Print all the records exactly, please.

**********

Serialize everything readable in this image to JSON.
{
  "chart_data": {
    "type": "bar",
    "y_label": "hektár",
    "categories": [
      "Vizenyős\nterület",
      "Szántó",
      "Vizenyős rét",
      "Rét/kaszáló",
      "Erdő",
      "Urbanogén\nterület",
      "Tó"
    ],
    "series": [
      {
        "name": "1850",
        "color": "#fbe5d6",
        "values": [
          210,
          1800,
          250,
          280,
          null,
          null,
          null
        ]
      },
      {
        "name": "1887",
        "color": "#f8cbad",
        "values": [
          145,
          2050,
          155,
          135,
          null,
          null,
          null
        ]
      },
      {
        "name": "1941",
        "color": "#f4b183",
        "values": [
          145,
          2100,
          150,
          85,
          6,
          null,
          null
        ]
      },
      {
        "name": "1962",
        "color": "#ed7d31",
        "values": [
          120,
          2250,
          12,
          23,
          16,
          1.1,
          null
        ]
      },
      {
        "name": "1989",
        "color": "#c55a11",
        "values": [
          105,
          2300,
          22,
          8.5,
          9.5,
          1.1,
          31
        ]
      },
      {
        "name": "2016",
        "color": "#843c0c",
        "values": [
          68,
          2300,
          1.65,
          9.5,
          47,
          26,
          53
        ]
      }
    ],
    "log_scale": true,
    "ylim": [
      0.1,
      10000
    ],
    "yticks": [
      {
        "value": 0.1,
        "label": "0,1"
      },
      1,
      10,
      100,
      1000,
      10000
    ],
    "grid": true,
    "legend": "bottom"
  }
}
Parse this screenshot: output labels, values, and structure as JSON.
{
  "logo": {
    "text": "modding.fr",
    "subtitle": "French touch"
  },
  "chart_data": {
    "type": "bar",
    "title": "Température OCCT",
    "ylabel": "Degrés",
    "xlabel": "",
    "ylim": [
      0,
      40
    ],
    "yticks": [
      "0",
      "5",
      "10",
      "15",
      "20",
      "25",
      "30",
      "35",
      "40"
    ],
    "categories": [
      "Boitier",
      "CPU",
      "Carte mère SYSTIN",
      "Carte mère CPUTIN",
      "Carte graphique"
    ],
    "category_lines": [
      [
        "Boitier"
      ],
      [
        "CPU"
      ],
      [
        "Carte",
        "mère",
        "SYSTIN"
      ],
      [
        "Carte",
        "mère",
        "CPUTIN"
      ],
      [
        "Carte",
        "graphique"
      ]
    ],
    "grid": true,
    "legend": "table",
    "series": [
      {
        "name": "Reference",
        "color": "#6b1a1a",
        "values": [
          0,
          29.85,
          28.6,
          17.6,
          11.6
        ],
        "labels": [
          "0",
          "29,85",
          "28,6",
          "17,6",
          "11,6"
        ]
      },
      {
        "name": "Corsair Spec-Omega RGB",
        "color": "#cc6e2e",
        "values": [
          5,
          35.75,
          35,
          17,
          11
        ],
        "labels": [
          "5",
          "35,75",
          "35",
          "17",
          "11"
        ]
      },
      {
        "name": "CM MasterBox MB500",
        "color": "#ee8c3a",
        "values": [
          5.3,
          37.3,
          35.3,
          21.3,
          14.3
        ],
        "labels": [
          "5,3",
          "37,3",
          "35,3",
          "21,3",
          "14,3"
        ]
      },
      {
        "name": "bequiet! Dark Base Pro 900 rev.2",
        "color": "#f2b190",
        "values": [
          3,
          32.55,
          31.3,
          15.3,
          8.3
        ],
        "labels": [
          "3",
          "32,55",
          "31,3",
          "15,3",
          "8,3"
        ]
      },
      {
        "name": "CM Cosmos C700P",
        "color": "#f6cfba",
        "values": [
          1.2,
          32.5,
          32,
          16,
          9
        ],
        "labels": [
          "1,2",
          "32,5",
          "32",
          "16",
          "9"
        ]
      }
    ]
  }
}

**********

Answer to the problem =
Serialize everything readable in this image to JSON.
{
  "chart_data": {
    "type": "bar",
    "y_label": "hektár",
    "categories": [
      "Vizenyős\nterület",
      "Szántó",
      "Vizenyős rét",
      "Rét/kaszáló",
      "Erdő",
      "Urbanogén\nterület",
      "Tó"
    ],
    "series": [
      {
        "name": "1850",
        "color": "#fbe5d6",
        "values": [
          210,
          1800,
          250,
          280,
          null,
          null,
          null
        ]
      },
      {
        "name": "1887",
        "color": "#f8cbad",
        "values": [
          145,
          2050,
          155,
          135,
          null,
          null,
          null
        ]
      },
      {
        "name": "1941",
        "color": "#f4b183",
        "values": [
          145,
          2100,
          150,
          85,
          6,
          null,
          null
        ]
      },
      {
        "name": "1962",
        "color": "#ed7d31",
        "values": [
          120,
          2250,
          12,
          23,
          16,
          1.1,
          null
        ]
      },
      {
        "name": "1989",
        "color": "#c55a11",
        "values": [
          105,
          2300,
          22,
          8.5,
          9.5,
          1.1,
          31
        ]
      },
      {
        "name": "2016",
        "color": "#843c0c",
        "values": [
          68,
          2300,
          1.65,
          9.5,
          47,
          26,
          53
        ]
      }
    ],
    "log_scale": true,
    "ylim": [
      0.1,
      10000
    ],
    "yticks": [
      {
        "value": 0.1,
        "label": "0,1"
      },
      1,
      10,
      100,
      1000,
      10000
    ],
    "grid": true,
    "legend": "bottom"
  }
}
Parse this screenshot: output labels, values, and structure as JSON.
{
  "logo": {
    "text": "modding.fr",
    "subtitle": "French touch"
  },
  "chart_data": {
    "type": "bar",
    "title": "Température OCCT",
    "ylabel": "Degrés",
    "xlabel": "",
    "ylim": [
      0,
      40
    ],
    "yticks": [
      "0",
      "5",
      "10",
      "15",
      "20",
      "25",
      "30",
      "35",
      "40"
    ],
    "categories": [
      "Boitier",
      "CPU",
      "Carte mère SYSTIN",
      "Carte mère CPUTIN",
      "Carte graphique"
    ],
    "category_lines": [
      [
        "Boitier"
      ],
      [
        "CPU"
      ],
      [
        "Carte",
        "mère",
        "SYSTIN"
      ],
      [
        "Carte",
        "mère",
        "CPUTIN"
      ],
      [
        "Carte",
        "graphique"
      ]
    ],
    "grid": true,
    "legend": "table",
    "series": [
      {
        "name": "Reference",
        "color": "#6b1a1a",
        "values": [
          0,
          29.85,
          28.6,
          17.6,
          11.6
        ],
        "labels": [
          "0",
          "29,85",
          "28,6",
          "17,6",
          "11,6"
        ]
      },
      {
        "name": "Corsair Spec-Omega RGB",
        "color": "#cc6e2e",
        "values": [
          5,
          35.75,
          35,
          17,
          11
        ],
        "labels": [
          "5",
          "35,75",
          "35",
          "17",
          "11"
        ]
      },
      {
        "name": "CM MasterBox MB500",
        "color": "#ee8c3a",
        "values": [
          5.3,
          37.3,
          35.3,
          21.3,
          14.3
        ],
        "labels": [
          "5,3",
          "37,3",
          "35,3",
          "21,3",
          "14,3"
        ]
      },
      {
        "name": "bequiet! Dark Base Pro 900 rev.2",
        "color": "#f2b190",
        "values": [
          3,
          32.55,
          31.3,
          15.3,
          8.3
        ],
        "labels": [
          "3",
          "32,55",
          "31,3",
          "15,3",
          "8,3"
        ]
      },
      {
        "name": "CM Cosmos C700P",
        "color": "#f6cfba",
        "values": [
          1.2,
          32.5,
          32,
          16,
          9
        ],
        "labels": [
          "1,2",
          "32,5",
          "32",
          "16",
          "9"
        ]
      }
    ]
  }
}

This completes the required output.